CHALLENGE:
Identify every line in the records below that contains the word "angles", and copy each of those lines.

Extracts from a graphics dataset

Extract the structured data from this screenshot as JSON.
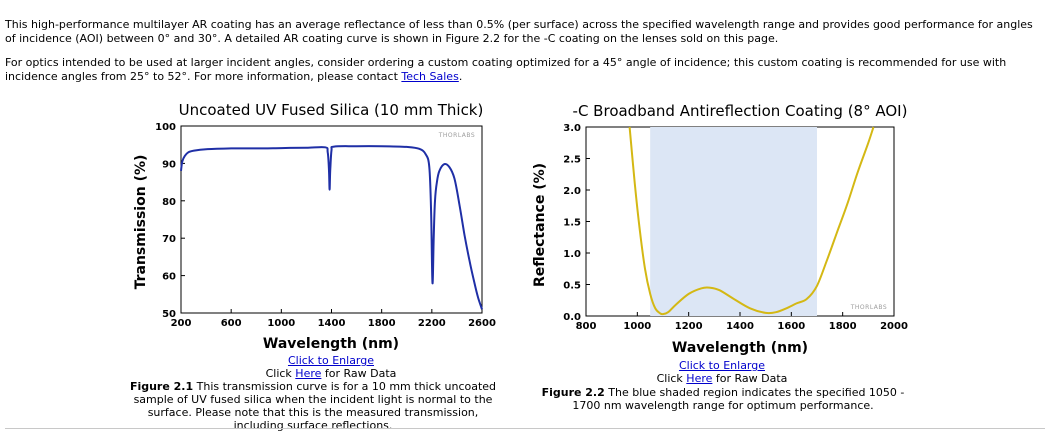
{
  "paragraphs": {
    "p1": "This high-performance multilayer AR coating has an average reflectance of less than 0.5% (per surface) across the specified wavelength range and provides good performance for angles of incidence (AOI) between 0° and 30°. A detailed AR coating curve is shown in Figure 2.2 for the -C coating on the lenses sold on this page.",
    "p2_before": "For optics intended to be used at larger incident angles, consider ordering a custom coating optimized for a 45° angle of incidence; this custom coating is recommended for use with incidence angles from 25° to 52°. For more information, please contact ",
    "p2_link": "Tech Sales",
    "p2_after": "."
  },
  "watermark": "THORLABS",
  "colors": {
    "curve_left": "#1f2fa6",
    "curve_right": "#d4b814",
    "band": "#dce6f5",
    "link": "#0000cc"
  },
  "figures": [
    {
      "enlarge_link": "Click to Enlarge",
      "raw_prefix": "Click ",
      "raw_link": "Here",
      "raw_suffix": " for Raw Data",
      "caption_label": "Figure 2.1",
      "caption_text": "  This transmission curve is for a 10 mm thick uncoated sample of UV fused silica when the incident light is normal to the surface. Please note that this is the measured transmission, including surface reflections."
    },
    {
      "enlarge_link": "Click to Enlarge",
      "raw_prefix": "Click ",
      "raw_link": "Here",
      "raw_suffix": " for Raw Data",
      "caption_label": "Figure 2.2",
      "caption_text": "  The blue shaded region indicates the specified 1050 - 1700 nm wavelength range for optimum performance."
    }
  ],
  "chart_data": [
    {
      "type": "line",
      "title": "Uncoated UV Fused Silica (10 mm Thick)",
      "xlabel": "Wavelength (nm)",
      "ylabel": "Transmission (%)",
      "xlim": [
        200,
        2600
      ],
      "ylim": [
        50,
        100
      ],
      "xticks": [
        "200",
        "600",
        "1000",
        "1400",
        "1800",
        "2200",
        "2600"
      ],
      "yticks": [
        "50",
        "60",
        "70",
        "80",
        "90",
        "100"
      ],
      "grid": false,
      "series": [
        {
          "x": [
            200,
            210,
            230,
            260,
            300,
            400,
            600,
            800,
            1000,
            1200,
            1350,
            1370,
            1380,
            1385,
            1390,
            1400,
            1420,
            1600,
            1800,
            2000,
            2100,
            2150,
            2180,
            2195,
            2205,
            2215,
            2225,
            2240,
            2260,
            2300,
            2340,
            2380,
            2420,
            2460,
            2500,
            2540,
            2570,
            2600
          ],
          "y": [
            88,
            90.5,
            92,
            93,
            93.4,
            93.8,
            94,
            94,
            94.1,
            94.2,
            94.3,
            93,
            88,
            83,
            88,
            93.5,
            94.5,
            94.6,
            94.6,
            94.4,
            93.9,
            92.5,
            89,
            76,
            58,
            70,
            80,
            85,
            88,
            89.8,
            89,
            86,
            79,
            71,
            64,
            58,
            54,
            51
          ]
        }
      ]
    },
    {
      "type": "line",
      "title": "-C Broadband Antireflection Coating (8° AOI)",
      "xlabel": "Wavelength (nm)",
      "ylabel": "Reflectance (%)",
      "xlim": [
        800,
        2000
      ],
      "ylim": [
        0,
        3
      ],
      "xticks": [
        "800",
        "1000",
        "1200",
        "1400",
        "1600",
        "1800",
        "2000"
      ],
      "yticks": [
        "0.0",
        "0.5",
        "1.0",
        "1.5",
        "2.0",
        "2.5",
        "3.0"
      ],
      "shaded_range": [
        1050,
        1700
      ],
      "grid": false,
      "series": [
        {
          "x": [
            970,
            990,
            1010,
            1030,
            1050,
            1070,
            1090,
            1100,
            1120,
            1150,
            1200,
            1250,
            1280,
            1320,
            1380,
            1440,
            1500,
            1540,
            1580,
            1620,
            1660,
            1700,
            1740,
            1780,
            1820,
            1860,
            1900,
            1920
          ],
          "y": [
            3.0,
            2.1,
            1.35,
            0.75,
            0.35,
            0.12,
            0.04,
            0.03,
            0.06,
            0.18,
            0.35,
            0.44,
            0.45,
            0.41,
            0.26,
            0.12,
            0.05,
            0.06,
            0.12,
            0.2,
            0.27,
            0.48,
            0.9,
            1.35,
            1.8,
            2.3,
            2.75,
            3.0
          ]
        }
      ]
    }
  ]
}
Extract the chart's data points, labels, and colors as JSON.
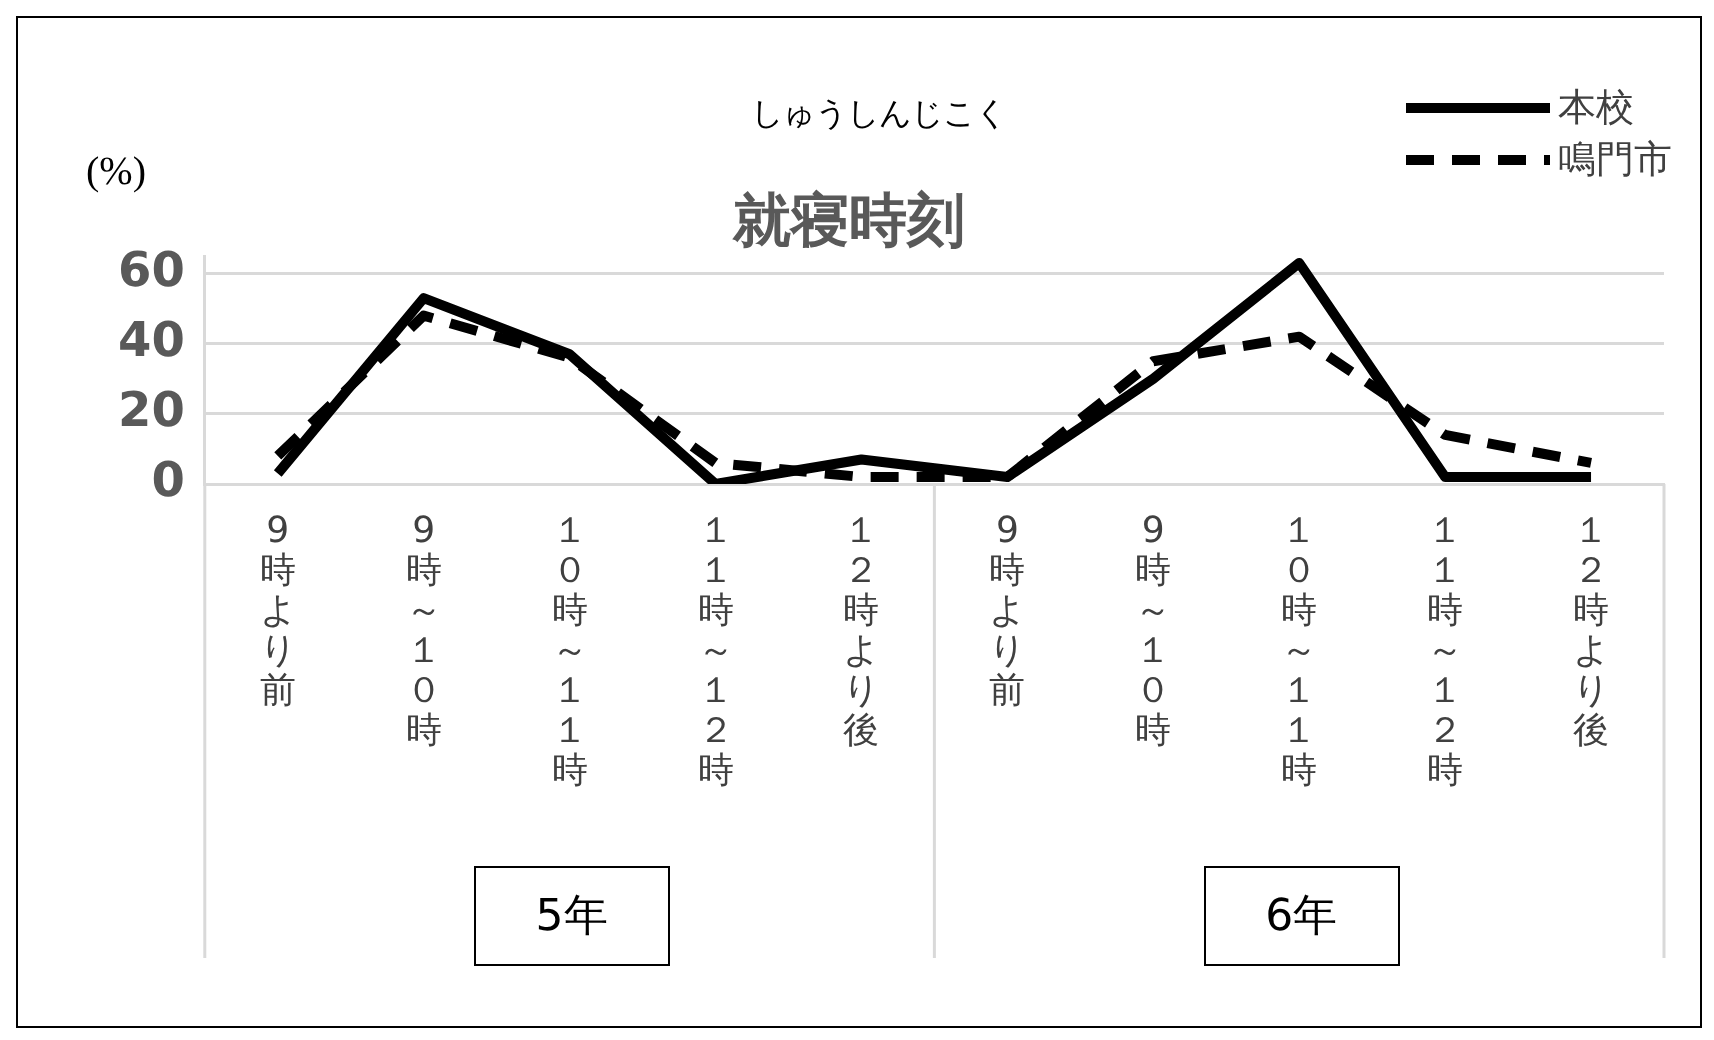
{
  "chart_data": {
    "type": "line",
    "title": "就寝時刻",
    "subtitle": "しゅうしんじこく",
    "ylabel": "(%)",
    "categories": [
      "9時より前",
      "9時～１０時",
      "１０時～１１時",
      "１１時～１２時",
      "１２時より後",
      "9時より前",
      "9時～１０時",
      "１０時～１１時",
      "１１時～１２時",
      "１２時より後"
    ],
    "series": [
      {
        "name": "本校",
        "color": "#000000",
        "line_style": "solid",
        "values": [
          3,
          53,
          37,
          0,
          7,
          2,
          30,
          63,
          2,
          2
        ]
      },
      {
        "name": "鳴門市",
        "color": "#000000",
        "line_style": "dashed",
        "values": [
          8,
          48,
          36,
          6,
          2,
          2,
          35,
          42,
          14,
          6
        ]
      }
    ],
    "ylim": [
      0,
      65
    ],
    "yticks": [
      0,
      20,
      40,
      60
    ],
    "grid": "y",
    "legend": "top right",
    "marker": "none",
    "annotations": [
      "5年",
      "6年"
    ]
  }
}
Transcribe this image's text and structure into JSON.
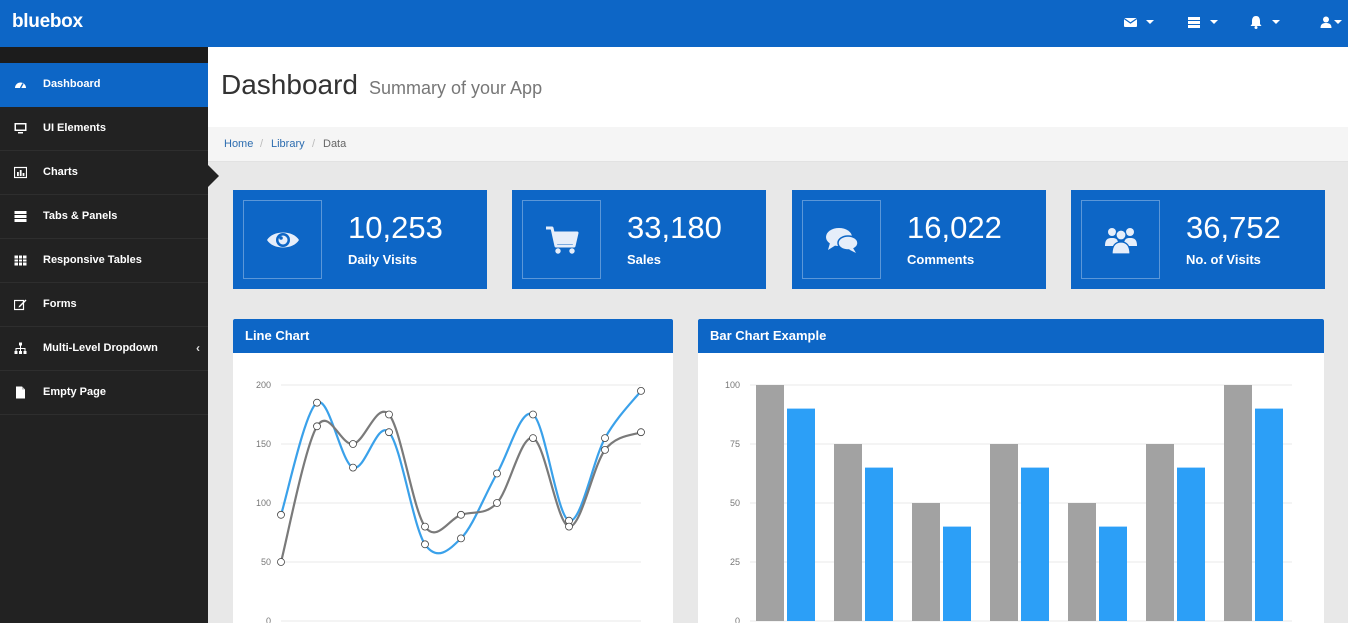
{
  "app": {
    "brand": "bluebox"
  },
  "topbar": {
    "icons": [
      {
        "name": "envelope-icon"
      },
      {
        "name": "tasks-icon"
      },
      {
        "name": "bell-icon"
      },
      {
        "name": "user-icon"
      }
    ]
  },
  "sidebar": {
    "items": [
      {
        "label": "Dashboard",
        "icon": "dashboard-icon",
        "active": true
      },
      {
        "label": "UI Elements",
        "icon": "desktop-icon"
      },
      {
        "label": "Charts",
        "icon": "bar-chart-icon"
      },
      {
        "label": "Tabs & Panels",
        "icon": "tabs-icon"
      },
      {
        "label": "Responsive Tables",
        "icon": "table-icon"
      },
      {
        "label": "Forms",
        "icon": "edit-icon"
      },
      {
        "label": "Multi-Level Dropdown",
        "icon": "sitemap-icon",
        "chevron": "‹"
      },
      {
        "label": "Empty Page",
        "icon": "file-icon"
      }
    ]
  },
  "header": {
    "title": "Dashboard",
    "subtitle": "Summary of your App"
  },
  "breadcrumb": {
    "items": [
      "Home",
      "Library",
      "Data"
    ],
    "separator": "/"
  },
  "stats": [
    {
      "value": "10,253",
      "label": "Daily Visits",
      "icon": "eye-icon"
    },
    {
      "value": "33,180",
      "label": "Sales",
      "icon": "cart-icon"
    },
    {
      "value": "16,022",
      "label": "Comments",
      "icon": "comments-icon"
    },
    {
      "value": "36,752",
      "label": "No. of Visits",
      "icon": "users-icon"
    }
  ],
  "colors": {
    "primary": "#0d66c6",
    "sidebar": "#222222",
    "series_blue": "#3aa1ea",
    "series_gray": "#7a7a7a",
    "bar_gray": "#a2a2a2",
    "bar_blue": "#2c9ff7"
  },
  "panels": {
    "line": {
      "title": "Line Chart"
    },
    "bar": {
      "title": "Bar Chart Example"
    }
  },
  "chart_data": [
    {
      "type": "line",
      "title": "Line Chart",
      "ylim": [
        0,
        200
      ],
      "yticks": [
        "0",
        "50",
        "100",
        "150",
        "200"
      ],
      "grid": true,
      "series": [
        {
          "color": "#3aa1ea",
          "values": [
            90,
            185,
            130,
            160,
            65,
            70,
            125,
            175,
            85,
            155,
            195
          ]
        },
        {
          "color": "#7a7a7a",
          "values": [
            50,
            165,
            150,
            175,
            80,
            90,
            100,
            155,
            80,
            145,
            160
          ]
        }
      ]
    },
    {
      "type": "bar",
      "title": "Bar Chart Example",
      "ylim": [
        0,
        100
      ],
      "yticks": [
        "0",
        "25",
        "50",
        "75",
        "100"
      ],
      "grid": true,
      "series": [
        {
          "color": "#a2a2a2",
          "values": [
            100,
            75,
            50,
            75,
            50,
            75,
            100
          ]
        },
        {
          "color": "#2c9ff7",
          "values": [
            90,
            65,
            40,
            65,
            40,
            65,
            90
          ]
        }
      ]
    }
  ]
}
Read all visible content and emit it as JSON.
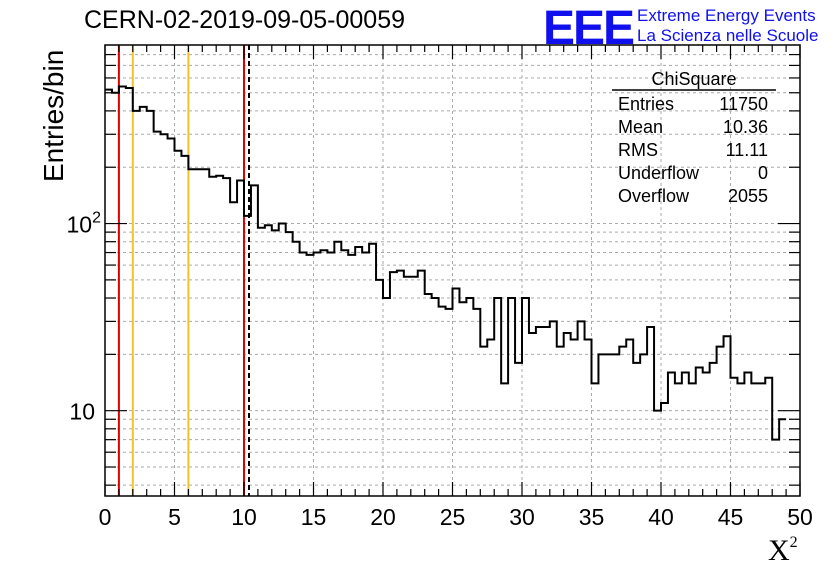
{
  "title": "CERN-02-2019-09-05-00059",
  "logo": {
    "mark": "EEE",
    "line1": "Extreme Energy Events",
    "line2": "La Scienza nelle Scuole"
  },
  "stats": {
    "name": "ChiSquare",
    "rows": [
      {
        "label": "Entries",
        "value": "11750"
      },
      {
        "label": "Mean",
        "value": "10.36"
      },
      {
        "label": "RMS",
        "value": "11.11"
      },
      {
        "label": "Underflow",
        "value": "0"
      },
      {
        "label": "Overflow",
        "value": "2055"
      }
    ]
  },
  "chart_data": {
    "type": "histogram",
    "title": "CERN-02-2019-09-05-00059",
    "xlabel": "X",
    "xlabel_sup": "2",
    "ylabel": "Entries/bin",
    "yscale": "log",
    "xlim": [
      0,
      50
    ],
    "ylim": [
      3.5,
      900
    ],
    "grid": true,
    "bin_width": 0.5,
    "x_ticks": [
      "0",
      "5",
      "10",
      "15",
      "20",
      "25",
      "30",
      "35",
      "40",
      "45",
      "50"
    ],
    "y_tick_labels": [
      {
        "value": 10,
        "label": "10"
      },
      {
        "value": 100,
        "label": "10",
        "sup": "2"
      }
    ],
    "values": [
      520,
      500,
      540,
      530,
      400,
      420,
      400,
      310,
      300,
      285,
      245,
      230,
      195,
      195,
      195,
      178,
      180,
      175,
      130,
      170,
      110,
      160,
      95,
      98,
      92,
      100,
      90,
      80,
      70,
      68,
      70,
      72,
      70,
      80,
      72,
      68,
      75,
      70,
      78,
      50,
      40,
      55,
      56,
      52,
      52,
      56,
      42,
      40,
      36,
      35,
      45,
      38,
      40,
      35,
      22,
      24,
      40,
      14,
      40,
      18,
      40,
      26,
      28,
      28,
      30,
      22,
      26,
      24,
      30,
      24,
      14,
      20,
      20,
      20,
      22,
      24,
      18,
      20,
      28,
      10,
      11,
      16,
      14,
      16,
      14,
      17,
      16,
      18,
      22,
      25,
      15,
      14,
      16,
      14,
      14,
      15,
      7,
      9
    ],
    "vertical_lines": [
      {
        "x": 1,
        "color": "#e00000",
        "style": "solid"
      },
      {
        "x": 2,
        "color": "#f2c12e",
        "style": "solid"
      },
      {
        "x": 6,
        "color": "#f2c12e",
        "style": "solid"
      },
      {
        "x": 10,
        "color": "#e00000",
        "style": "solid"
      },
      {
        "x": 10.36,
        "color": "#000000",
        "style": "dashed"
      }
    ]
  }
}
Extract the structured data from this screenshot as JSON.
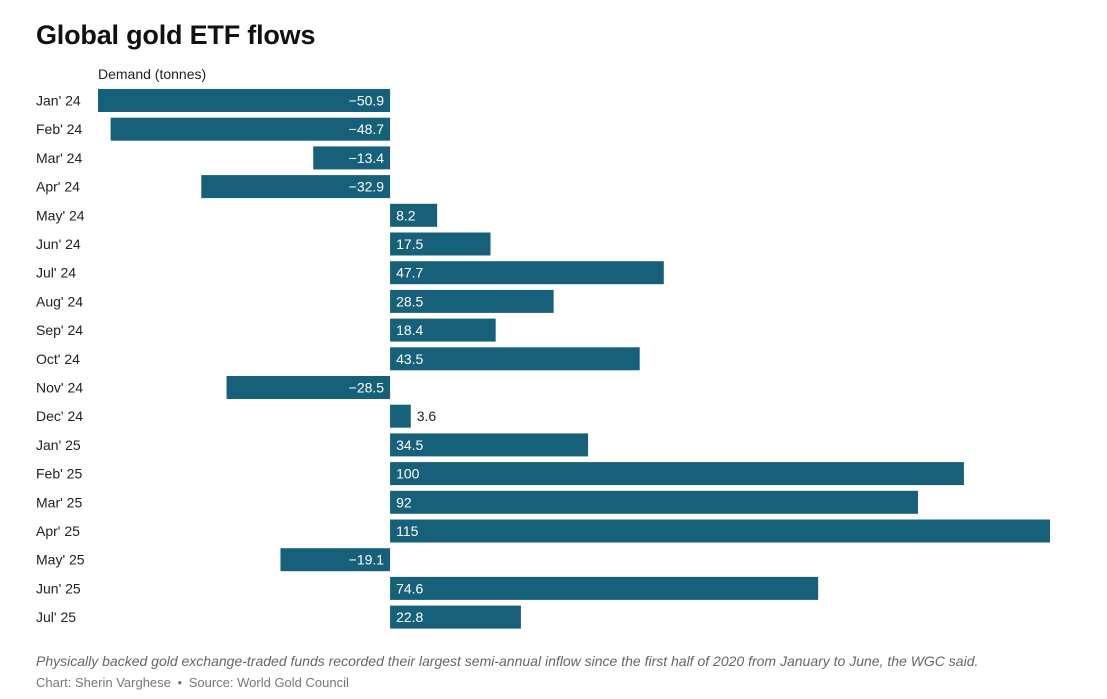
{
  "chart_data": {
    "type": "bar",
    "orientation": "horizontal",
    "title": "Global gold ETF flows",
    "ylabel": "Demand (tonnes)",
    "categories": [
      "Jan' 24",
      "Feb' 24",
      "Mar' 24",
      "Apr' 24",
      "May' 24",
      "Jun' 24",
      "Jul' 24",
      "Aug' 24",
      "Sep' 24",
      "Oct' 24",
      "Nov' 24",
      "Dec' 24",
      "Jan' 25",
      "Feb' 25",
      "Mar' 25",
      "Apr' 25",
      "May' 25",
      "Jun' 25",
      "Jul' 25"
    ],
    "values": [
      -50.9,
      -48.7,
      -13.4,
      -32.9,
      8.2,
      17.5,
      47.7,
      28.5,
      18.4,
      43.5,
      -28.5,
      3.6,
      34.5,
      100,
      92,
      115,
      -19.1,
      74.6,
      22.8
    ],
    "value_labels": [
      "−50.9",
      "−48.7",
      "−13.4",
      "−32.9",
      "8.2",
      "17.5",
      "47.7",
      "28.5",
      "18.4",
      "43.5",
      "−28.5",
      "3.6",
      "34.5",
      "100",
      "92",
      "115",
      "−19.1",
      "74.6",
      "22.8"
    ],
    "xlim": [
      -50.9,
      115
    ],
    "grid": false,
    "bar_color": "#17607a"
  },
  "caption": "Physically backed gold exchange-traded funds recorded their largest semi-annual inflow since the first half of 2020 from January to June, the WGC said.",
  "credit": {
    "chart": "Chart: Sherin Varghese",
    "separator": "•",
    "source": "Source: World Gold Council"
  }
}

WRITTEN RESPONSE:
    "p1": "This high-performance multilayer AR coating has an average reflectance of less than 0.5% (per surface) across the specified wavelength range and provides good performance for angles of incidence (AOI) between 0° and 30°. A detailed AR coating curve is shown in Figure 2.2 for the -C coating on the lenses sold on this page.",
    "p2_before": "For optics intended to be used at larger incident angles, consider ordering a custom coating optimized for a 45° angle of incidence; this custom coating is recommended for use with incidence angles from 25° to 52°. For more information, please contact ",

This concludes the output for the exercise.